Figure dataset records
## START

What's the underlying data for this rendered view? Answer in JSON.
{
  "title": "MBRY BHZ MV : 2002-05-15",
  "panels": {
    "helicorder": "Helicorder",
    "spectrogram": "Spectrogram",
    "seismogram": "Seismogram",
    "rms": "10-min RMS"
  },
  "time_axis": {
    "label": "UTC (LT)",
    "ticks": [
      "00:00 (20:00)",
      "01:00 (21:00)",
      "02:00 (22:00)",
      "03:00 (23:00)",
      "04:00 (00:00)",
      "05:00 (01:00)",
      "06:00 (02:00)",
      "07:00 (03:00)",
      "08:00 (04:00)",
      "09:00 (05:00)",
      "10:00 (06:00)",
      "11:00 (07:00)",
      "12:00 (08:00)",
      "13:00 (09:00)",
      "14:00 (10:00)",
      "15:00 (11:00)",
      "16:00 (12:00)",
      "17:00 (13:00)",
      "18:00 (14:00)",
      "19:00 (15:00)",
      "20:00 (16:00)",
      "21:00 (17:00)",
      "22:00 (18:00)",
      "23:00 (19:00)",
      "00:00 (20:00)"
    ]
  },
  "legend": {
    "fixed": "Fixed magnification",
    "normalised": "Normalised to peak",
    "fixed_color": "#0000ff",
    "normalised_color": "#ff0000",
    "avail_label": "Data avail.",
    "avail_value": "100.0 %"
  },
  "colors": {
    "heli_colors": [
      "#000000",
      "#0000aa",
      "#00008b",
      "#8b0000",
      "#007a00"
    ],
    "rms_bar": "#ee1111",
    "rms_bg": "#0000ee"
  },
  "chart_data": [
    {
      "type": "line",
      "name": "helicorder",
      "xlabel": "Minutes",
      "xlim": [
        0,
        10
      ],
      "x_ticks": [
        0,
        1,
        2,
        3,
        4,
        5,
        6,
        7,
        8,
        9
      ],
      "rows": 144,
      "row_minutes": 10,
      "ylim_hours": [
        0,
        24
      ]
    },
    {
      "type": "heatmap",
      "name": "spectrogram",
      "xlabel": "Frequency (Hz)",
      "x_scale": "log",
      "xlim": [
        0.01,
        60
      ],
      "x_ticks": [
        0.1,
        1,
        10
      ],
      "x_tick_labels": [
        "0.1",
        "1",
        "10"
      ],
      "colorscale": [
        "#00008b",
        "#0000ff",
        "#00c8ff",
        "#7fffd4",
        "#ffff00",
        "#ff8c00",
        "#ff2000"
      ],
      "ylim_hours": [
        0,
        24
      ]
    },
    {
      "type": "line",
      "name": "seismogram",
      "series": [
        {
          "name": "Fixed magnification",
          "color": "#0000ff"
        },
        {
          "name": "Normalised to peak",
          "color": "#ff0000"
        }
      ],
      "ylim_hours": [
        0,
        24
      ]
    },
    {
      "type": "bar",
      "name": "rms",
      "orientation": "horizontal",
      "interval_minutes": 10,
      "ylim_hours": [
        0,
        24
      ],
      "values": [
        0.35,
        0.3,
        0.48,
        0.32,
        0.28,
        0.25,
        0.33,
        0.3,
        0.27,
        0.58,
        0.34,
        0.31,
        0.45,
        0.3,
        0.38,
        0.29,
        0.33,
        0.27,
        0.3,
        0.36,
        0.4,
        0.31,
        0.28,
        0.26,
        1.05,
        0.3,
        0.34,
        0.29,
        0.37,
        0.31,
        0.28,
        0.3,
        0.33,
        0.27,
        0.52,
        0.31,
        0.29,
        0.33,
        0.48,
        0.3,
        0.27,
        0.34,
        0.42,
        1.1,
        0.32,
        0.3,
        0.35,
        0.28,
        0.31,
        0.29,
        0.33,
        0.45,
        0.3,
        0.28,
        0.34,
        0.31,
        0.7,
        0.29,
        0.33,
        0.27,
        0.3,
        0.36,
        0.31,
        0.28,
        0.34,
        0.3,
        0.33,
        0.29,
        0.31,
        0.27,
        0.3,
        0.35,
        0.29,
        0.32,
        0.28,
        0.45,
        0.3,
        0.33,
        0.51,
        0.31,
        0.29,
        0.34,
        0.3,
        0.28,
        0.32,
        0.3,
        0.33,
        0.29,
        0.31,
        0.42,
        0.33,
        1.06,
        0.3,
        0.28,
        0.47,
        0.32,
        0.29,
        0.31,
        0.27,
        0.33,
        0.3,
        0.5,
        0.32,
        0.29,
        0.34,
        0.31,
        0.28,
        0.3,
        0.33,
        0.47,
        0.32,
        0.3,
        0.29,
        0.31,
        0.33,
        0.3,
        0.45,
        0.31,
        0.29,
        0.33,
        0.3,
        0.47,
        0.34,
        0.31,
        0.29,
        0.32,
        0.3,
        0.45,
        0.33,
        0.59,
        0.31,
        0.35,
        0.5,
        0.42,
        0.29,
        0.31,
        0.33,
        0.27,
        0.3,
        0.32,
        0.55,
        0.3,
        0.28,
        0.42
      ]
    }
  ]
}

## END

Extract every line containing the string "xlabel" from the data above.

• Solution:
      "xlabel": "Minutes",
      "xlabel": "Frequency (Hz)",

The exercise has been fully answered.